*Task objective*
The entire listing is to be repeated verbatim.

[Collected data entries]
┌──

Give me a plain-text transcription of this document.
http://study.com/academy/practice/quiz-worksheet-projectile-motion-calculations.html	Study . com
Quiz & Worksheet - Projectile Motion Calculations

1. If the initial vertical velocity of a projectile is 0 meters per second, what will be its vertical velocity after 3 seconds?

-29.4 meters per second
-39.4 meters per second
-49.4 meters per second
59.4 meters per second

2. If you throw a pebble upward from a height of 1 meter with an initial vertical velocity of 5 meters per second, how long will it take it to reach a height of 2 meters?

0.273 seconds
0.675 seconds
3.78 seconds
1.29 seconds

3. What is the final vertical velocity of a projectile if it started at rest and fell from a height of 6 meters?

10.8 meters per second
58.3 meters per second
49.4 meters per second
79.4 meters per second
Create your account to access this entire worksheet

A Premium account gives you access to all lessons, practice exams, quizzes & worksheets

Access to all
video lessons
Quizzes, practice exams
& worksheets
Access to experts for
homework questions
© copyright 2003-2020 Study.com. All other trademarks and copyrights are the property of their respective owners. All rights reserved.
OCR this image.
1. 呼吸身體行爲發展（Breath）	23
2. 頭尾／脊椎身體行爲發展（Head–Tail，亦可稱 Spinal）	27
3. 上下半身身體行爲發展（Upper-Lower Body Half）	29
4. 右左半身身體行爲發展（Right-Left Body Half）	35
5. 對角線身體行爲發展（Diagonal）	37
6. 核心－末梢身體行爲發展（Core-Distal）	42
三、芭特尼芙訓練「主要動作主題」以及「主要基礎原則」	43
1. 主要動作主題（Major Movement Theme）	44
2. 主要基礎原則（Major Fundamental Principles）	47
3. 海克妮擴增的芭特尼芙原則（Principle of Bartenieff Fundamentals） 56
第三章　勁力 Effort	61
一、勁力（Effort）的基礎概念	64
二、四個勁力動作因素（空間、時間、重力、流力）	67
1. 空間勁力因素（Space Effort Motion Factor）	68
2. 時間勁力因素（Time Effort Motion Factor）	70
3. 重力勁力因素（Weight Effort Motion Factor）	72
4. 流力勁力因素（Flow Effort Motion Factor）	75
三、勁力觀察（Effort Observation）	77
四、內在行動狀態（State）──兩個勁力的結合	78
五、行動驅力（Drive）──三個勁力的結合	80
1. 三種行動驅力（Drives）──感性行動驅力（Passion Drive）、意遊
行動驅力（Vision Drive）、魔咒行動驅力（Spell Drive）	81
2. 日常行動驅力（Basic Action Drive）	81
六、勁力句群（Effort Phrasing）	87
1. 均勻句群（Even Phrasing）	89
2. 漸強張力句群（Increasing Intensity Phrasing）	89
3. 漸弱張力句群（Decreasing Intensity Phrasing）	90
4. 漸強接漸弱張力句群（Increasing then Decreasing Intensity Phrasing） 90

└──

*Answer to the task*
Give me a plain-text transcription of this document.
http://study.com/academy/practice/quiz-worksheet-projectile-motion-calculations.html	Study . com
Quiz & Worksheet - Projectile Motion Calculations

1. If the initial vertical velocity of a projectile is 0 meters per second, what will be its vertical velocity after 3 seconds?

-29.4 meters per second
-39.4 meters per second
-49.4 meters per second
59.4 meters per second

2. If you throw a pebble upward from a height of 1 meter with an initial vertical velocity of 5 meters per second, how long will it take it to reach a height of 2 meters?

0.273 seconds
0.675 seconds
3.78 seconds
1.29 seconds

3. What is the final vertical velocity of a projectile if it started at rest and fell from a height of 6 meters?

10.8 meters per second
58.3 meters per second
49.4 meters per second
79.4 meters per second
Create your account to access this entire worksheet

A Premium account gives you access to all lessons, practice exams, quizzes & worksheets

Access to all
video lessons
Quizzes, practice exams
& worksheets
Access to experts for
homework questions
© copyright 2003-2020 Study.com. All other trademarks and copyrights are the property of their respective owners. All rights reserved.
OCR this image.
1. 呼吸身體行爲發展（Breath）	23
2. 頭尾／脊椎身體行爲發展（Head–Tail，亦可稱 Spinal）	27
3. 上下半身身體行爲發展（Upper-Lower Body Half）	29
4. 右左半身身體行爲發展（Right-Left Body Half）	35
5. 對角線身體行爲發展（Diagonal）	37
6. 核心－末梢身體行爲發展（Core-Distal）	42
三、芭特尼芙訓練「主要動作主題」以及「主要基礎原則」	43
1. 主要動作主題（Major Movement Theme）	44
2. 主要基礎原則（Major Fundamental Principles）	47
3. 海克妮擴增的芭特尼芙原則（Principle of Bartenieff Fundamentals） 56
第三章　勁力 Effort	61
一、勁力（Effort）的基礎概念	64
二、四個勁力動作因素（空間、時間、重力、流力）	67
1. 空間勁力因素（Space Effort Motion Factor）	68
2. 時間勁力因素（Time Effort Motion Factor）	70
3. 重力勁力因素（Weight Effort Motion Factor）	72
4. 流力勁力因素（Flow Effort Motion Factor）	75
三、勁力觀察（Effort Observation）	77
四、內在行動狀態（State）──兩個勁力的結合	78
五、行動驅力（Drive）──三個勁力的結合	80
1. 三種行動驅力（Drives）──感性行動驅力（Passion Drive）、意遊
行動驅力（Vision Drive）、魔咒行動驅力（Spell Drive）	81
2. 日常行動驅力（Basic Action Drive）	81
六、勁力句群（Effort Phrasing）	87
1. 均勻句群（Even Phrasing）	89
2. 漸強張力句群（Increasing Intensity Phrasing）	89
3. 漸弱張力句群（Decreasing Intensity Phrasing）	90
4. 漸強接漸弱張力句群（Increasing then Decreasing Intensity Phrasing） 90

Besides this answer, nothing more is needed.